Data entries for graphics
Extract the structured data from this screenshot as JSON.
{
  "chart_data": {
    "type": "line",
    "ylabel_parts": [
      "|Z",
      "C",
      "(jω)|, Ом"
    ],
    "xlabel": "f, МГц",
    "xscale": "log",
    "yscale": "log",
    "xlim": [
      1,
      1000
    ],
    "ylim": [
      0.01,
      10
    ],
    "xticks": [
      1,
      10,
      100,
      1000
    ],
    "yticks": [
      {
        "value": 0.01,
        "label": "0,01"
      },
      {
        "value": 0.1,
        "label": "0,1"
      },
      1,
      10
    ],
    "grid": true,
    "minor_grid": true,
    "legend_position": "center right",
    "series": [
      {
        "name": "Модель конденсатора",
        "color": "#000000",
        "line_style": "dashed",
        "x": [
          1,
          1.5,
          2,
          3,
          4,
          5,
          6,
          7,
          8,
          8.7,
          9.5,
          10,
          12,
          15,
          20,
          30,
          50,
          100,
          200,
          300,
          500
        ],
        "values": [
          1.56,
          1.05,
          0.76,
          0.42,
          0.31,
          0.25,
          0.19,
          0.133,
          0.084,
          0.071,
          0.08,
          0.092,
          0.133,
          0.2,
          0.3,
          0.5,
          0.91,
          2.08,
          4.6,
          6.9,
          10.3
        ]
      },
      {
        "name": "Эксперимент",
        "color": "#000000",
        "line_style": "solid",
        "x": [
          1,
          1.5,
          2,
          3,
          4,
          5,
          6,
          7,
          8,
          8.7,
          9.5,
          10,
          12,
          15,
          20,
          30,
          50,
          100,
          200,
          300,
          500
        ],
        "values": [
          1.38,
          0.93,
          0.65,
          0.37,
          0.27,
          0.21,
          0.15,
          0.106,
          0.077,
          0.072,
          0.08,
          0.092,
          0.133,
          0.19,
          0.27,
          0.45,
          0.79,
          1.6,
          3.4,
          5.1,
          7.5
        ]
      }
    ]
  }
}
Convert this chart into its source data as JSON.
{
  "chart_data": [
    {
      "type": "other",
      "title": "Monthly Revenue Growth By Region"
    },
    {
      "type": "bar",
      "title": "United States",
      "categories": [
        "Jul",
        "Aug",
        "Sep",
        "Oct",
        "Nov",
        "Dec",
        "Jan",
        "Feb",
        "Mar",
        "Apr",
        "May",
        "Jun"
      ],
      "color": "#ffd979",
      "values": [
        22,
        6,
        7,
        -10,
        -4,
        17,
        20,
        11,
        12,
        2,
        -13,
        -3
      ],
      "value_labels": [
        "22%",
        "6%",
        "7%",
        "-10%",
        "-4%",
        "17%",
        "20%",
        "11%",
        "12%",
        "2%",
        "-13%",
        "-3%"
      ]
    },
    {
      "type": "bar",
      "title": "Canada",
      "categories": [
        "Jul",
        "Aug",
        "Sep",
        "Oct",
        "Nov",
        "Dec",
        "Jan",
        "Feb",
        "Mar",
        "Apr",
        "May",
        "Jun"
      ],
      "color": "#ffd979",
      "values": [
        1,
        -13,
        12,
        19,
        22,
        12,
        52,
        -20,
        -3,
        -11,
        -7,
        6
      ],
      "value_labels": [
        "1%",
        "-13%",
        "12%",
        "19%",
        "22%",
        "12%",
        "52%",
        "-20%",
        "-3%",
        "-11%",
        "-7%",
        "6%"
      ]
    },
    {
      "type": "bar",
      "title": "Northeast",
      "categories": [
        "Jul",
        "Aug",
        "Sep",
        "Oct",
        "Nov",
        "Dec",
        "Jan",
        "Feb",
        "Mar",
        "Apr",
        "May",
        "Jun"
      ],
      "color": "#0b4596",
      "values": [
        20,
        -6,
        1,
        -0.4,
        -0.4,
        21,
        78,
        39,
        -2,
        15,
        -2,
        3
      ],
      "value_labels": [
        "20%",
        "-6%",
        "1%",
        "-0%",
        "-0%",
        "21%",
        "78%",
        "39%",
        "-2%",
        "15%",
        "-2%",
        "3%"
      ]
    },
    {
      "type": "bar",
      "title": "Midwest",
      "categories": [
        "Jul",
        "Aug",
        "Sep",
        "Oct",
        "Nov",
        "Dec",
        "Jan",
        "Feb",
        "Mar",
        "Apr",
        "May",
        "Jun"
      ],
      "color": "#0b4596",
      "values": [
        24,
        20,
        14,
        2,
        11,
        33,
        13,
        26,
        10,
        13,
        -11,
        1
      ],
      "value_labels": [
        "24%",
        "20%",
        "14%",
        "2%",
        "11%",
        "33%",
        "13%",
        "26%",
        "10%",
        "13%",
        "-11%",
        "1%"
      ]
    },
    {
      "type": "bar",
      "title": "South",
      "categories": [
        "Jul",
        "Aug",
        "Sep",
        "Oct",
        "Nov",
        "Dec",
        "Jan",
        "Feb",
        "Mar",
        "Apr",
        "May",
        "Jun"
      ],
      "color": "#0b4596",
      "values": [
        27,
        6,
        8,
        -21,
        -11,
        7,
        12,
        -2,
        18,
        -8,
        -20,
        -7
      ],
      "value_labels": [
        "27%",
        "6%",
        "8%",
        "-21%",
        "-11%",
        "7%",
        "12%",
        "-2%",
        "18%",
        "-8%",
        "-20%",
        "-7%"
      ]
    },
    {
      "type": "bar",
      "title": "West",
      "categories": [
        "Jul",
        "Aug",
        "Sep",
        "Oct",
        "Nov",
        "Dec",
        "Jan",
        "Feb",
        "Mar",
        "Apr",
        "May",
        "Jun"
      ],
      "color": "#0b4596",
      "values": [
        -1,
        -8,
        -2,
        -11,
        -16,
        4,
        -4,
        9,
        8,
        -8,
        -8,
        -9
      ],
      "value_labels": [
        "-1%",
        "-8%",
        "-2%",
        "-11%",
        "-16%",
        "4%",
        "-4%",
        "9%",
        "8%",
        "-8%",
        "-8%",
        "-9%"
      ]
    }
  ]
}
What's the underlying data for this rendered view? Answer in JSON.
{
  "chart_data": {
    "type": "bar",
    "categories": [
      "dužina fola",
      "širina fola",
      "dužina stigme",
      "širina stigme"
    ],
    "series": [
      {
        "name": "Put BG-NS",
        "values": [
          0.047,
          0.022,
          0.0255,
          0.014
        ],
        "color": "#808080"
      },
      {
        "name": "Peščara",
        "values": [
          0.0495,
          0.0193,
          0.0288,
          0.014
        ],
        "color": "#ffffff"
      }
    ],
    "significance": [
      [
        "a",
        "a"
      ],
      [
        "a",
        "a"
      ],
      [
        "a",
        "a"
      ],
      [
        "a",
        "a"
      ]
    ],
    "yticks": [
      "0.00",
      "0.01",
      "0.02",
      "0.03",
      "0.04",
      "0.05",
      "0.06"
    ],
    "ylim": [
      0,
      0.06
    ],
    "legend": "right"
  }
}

→ TASK GOAL
Copy and report every line where the word "title" is present.

→ THE ANSWER
      "title": "Monthly Revenue Growth By Region"
      "title": "United States",
      "title": "Canada",
      "title": "Northeast",
      "title": "Midwest",
      "title": "South",
      "title": "West",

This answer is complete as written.